Stored data:
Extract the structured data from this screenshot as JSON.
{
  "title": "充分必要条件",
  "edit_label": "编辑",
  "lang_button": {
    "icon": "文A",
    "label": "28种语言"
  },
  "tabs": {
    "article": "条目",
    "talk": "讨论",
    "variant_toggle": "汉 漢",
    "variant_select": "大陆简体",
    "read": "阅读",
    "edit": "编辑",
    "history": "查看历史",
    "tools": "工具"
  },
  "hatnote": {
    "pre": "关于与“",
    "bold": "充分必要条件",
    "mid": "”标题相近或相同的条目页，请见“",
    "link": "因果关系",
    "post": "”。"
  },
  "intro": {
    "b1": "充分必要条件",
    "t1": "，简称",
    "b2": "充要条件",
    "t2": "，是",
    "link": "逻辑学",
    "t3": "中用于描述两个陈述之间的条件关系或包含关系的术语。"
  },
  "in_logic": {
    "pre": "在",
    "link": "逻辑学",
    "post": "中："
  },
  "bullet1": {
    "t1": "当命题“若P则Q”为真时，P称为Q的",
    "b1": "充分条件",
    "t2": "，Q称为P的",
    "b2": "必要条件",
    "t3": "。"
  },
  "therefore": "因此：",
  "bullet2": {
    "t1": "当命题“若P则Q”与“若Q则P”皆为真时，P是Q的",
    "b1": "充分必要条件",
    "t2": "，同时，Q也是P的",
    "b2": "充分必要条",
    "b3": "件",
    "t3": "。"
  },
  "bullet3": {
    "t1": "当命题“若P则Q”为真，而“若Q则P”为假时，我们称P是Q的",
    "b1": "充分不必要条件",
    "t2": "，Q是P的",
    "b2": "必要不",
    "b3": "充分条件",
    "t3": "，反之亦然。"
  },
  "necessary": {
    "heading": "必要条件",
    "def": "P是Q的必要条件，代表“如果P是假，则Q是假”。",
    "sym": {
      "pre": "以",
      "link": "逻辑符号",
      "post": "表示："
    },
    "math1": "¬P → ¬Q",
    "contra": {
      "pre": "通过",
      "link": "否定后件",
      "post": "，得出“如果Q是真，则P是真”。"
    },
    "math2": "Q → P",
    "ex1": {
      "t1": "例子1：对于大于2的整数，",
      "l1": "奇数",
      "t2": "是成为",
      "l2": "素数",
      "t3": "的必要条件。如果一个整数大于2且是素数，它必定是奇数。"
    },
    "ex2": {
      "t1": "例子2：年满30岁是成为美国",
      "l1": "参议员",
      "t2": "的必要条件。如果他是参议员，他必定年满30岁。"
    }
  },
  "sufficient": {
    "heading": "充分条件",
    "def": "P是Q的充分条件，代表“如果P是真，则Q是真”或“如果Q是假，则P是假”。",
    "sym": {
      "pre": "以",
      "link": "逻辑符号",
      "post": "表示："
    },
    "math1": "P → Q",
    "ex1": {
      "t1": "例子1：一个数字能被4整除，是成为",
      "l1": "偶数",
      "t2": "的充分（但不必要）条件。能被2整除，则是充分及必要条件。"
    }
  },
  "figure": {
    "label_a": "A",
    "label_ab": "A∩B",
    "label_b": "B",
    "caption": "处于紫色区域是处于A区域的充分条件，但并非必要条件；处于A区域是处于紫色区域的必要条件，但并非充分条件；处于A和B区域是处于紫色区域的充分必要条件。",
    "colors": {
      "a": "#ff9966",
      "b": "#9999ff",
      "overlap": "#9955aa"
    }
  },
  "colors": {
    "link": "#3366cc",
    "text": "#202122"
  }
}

Objective:
Faithfully transcribe the whole of the data.

In response:
Extract the structured data from this screenshot as JSON.
{
  "title": "充分必要条件",
  "edit_label": "编辑",
  "lang_button": {
    "icon": "文A",
    "label": "28种语言"
  },
  "tabs": {
    "article": "条目",
    "talk": "讨论",
    "variant_toggle": "汉 漢",
    "variant_select": "大陆简体",
    "read": "阅读",
    "edit": "编辑",
    "history": "查看历史",
    "tools": "工具"
  },
  "hatnote": {
    "pre": "关于与“",
    "bold": "充分必要条件",
    "mid": "”标题相近或相同的条目页，请见“",
    "link": "因果关系",
    "post": "”。"
  },
  "intro": {
    "b1": "充分必要条件",
    "t1": "，简称",
    "b2": "充要条件",
    "t2": "，是",
    "link": "逻辑学",
    "t3": "中用于描述两个陈述之间的条件关系或包含关系的术语。"
  },
  "in_logic": {
    "pre": "在",
    "link": "逻辑学",
    "post": "中："
  },
  "bullet1": {
    "t1": "当命题“若P则Q”为真时，P称为Q的",
    "b1": "充分条件",
    "t2": "，Q称为P的",
    "b2": "必要条件",
    "t3": "。"
  },
  "therefore": "因此：",
  "bullet2": {
    "t1": "当命题“若P则Q”与“若Q则P”皆为真时，P是Q的",
    "b1": "充分必要条件",
    "t2": "，同时，Q也是P的",
    "b2": "充分必要条",
    "b3": "件",
    "t3": "。"
  },
  "bullet3": {
    "t1": "当命题“若P则Q”为真，而“若Q则P”为假时，我们称P是Q的",
    "b1": "充分不必要条件",
    "t2": "，Q是P的",
    "b2": "必要不",
    "b3": "充分条件",
    "t3": "，反之亦然。"
  },
  "necessary": {
    "heading": "必要条件",
    "def": "P是Q的必要条件，代表“如果P是假，则Q是假”。",
    "sym": {
      "pre": "以",
      "link": "逻辑符号",
      "post": "表示："
    },
    "math1": "¬P → ¬Q",
    "contra": {
      "pre": "通过",
      "link": "否定后件",
      "post": "，得出“如果Q是真，则P是真”。"
    },
    "math2": "Q → P",
    "ex1": {
      "t1": "例子1：对于大于2的整数，",
      "l1": "奇数",
      "t2": "是成为",
      "l2": "素数",
      "t3": "的必要条件。如果一个整数大于2且是素数，它必定是奇数。"
    },
    "ex2": {
      "t1": "例子2：年满30岁是成为美国",
      "l1": "参议员",
      "t2": "的必要条件。如果他是参议员，他必定年满30岁。"
    }
  },
  "sufficient": {
    "heading": "充分条件",
    "def": "P是Q的充分条件，代表“如果P是真，则Q是真”或“如果Q是假，则P是假”。",
    "sym": {
      "pre": "以",
      "link": "逻辑符号",
      "post": "表示："
    },
    "math1": "P → Q",
    "ex1": {
      "t1": "例子1：一个数字能被4整除，是成为",
      "l1": "偶数",
      "t2": "的充分（但不必要）条件。能被2整除，则是充分及必要条件。"
    }
  },
  "figure": {
    "label_a": "A",
    "label_ab": "A∩B",
    "label_b": "B",
    "caption": "处于紫色区域是处于A区域的充分条件，但并非必要条件；处于A区域是处于紫色区域的必要条件，但并非充分条件；处于A和B区域是处于紫色区域的充分必要条件。",
    "colors": {
      "a": "#ff9966",
      "b": "#9999ff",
      "overlap": "#9955aa"
    }
  },
  "colors": {
    "link": "#3366cc",
    "text": "#202122"
  }
}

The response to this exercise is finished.